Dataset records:
________________________________________
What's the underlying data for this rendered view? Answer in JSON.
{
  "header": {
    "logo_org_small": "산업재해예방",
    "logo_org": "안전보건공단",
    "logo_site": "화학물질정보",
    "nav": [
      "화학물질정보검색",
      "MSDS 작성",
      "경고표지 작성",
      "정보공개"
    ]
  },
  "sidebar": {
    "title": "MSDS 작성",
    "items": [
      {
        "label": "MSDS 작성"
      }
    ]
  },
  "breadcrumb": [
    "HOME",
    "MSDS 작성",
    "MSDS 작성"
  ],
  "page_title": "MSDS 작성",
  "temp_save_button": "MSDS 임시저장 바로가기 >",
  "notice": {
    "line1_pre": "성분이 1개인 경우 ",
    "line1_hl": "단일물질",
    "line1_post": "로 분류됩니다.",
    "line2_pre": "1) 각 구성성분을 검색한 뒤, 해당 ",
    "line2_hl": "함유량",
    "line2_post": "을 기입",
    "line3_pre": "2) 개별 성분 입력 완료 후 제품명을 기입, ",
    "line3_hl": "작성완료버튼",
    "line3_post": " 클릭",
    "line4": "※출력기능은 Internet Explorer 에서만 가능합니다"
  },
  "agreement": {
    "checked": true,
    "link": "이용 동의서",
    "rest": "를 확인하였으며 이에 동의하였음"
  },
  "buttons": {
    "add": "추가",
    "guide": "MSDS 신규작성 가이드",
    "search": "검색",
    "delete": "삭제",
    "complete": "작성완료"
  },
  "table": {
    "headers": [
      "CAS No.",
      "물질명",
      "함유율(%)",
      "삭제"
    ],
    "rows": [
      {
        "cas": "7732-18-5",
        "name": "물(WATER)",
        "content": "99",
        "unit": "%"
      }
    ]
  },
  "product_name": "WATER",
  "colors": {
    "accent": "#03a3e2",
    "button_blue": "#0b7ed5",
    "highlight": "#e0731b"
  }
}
________________________________________
**Task brief:**
Print the material once more, exactly.

**Written response:**
What's the underlying data for this rendered view? Answer in JSON.
{
  "header": {
    "logo_org_small": "산업재해예방",
    "logo_org": "안전보건공단",
    "logo_site": "화학물질정보",
    "nav": [
      "화학물질정보검색",
      "MSDS 작성",
      "경고표지 작성",
      "정보공개"
    ]
  },
  "sidebar": {
    "title": "MSDS 작성",
    "items": [
      {
        "label": "MSDS 작성"
      }
    ]
  },
  "breadcrumb": [
    "HOME",
    "MSDS 작성",
    "MSDS 작성"
  ],
  "page_title": "MSDS 작성",
  "temp_save_button": "MSDS 임시저장 바로가기 >",
  "notice": {
    "line1_pre": "성분이 1개인 경우 ",
    "line1_hl": "단일물질",
    "line1_post": "로 분류됩니다.",
    "line2_pre": "1) 각 구성성분을 검색한 뒤, 해당 ",
    "line2_hl": "함유량",
    "line2_post": "을 기입",
    "line3_pre": "2) 개별 성분 입력 완료 후 제품명을 기입, ",
    "line3_hl": "작성완료버튼",
    "line3_post": " 클릭",
    "line4": "※출력기능은 Internet Explorer 에서만 가능합니다"
  },
  "agreement": {
    "checked": true,
    "link": "이용 동의서",
    "rest": "를 확인하였으며 이에 동의하였음"
  },
  "buttons": {
    "add": "추가",
    "guide": "MSDS 신규작성 가이드",
    "search": "검색",
    "delete": "삭제",
    "complete": "작성완료"
  },
  "table": {
    "headers": [
      "CAS No.",
      "물질명",
      "함유율(%)",
      "삭제"
    ],
    "rows": [
      {
        "cas": "7732-18-5",
        "name": "물(WATER)",
        "content": "99",
        "unit": "%"
      }
    ]
  },
  "product_name": "WATER",
  "colors": {
    "accent": "#03a3e2",
    "button_blue": "#0b7ed5",
    "highlight": "#e0731b"
  }
}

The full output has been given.